## [SUPPLIED MATERIAL]

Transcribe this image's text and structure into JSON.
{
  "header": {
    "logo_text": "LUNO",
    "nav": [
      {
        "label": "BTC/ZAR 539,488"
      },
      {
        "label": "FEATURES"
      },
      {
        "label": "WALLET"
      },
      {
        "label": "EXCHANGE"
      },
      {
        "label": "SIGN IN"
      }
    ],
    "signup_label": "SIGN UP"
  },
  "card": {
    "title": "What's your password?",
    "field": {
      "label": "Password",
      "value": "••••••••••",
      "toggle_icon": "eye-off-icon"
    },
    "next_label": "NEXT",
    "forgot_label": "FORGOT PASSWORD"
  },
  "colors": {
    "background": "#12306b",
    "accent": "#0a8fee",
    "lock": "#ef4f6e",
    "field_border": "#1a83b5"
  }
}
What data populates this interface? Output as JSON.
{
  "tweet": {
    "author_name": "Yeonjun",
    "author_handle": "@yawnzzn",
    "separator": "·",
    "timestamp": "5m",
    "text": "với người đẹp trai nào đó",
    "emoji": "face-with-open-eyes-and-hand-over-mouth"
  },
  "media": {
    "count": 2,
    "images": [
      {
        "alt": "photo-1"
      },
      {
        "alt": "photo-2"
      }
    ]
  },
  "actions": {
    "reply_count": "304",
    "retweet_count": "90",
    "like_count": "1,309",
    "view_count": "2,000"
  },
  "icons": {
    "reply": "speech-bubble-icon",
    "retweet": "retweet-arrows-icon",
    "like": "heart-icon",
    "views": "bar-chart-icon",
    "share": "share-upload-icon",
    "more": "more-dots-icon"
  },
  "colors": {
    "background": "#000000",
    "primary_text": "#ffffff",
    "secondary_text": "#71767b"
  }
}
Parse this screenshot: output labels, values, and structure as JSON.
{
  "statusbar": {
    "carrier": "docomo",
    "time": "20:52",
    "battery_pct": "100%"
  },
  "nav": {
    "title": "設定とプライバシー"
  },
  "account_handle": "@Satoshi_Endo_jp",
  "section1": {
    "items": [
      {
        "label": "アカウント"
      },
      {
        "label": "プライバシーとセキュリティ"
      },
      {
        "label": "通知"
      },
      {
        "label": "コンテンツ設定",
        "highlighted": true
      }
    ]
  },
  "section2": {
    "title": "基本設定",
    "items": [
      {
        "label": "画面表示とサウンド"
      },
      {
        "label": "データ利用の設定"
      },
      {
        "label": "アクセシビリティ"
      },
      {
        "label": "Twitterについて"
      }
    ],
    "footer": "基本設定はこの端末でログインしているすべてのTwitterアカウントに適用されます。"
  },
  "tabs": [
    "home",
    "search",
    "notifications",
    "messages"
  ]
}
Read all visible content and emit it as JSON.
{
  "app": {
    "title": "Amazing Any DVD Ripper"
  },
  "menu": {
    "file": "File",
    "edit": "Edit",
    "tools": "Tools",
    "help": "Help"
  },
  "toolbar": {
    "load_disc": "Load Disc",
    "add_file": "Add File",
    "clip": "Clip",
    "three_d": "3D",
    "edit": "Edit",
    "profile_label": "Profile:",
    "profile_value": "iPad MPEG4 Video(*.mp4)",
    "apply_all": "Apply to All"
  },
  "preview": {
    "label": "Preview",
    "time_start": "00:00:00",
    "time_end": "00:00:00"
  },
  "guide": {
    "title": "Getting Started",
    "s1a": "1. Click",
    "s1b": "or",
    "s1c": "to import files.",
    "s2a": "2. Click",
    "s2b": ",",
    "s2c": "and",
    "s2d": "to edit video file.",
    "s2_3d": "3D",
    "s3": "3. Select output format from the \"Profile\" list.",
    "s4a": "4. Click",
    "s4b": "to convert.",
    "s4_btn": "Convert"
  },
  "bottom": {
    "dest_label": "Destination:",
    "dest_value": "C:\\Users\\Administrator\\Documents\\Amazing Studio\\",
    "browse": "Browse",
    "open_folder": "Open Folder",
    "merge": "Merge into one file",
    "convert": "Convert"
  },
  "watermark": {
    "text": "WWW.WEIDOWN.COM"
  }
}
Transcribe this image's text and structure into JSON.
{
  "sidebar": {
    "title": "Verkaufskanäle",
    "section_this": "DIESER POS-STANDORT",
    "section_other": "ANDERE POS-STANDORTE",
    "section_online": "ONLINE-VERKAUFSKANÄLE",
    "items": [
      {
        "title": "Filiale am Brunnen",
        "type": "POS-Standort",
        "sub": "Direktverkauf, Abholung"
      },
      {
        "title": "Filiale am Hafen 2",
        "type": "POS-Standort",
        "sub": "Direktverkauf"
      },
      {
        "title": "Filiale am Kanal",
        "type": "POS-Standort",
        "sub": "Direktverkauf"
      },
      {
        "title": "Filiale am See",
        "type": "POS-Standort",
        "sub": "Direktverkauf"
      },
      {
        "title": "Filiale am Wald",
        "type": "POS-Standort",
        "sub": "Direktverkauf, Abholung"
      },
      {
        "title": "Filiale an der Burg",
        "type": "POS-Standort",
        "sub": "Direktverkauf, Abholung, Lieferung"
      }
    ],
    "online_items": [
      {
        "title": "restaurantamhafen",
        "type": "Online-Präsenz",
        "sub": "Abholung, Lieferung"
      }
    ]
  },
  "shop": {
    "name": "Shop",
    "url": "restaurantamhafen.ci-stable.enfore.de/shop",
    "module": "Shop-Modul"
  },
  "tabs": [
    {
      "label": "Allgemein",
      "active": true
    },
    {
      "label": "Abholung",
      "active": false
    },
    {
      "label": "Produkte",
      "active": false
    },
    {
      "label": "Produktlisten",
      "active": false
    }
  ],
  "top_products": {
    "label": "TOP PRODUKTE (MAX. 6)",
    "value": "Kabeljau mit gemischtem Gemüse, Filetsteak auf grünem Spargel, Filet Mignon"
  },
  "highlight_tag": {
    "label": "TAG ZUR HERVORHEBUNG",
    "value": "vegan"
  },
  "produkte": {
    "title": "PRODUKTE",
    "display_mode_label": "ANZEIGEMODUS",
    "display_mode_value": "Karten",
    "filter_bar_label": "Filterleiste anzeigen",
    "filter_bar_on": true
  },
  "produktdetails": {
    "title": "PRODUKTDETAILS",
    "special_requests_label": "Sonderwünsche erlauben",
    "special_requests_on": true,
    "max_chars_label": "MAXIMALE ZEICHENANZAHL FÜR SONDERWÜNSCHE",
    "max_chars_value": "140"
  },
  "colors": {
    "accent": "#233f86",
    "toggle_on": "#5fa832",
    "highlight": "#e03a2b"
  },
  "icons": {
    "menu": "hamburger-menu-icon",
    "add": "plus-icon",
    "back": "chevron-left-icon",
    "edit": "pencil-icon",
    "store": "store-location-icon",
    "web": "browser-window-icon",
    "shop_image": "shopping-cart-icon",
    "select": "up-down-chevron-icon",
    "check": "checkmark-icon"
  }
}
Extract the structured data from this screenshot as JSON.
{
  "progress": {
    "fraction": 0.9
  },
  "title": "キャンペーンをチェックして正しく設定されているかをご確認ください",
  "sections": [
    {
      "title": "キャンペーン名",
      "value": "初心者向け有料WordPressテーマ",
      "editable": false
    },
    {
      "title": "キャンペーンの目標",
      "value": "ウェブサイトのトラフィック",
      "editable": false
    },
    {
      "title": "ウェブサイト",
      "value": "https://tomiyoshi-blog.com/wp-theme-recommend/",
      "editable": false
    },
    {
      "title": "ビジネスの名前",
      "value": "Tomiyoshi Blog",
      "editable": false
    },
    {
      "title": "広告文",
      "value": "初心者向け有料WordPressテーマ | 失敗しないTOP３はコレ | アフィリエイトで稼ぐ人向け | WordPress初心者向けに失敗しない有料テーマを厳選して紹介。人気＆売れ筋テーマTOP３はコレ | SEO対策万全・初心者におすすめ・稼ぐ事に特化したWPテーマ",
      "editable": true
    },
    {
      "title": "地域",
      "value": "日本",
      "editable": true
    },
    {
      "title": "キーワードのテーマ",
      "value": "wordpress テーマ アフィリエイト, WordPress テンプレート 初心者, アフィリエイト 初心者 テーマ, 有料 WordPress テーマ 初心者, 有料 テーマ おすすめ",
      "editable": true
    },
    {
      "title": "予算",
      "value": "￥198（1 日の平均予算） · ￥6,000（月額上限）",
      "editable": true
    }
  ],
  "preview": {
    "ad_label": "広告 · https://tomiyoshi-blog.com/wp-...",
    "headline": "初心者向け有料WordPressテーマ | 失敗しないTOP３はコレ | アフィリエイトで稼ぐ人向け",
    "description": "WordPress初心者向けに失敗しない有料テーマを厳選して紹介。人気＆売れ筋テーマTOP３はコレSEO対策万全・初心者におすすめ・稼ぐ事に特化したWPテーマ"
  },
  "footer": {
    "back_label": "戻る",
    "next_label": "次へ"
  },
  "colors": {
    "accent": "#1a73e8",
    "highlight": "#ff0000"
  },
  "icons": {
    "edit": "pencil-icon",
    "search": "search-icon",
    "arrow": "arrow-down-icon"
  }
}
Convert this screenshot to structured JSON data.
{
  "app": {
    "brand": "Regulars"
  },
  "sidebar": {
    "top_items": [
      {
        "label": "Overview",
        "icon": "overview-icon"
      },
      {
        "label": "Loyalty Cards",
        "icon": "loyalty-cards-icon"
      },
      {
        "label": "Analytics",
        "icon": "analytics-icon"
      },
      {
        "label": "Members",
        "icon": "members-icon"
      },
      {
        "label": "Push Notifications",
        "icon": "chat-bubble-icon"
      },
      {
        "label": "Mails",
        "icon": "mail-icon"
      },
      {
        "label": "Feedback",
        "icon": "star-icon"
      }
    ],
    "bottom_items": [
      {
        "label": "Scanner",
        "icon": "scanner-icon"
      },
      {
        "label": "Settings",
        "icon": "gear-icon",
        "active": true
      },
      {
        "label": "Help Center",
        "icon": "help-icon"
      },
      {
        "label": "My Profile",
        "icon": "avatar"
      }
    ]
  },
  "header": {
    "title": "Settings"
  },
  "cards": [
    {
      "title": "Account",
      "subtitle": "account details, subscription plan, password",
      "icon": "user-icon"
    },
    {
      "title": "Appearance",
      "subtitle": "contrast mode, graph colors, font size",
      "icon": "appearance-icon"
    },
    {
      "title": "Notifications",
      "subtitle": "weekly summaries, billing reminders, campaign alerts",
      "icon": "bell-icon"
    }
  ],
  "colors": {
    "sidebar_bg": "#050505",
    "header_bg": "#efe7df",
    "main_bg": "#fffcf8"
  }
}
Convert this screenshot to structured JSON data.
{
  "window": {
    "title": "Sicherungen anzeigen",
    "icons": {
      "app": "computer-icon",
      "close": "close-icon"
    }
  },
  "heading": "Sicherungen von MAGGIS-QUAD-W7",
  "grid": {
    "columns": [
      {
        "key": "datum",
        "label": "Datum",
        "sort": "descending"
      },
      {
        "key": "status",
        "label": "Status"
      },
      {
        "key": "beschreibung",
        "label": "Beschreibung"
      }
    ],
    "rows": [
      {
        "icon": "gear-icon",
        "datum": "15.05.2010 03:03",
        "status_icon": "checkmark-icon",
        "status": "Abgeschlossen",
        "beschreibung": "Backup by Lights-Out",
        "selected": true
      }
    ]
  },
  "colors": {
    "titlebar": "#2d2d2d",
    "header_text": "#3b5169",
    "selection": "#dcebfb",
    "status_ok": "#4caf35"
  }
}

## [TASK GOAL]
From the listing, copy each line containing the word "restaurantamhafen".

## [EXERCISE RESULT]
        "title": "restaurantamhafen",
    "url": "restaurantamhafen.ci-stable.enfore.de/shop",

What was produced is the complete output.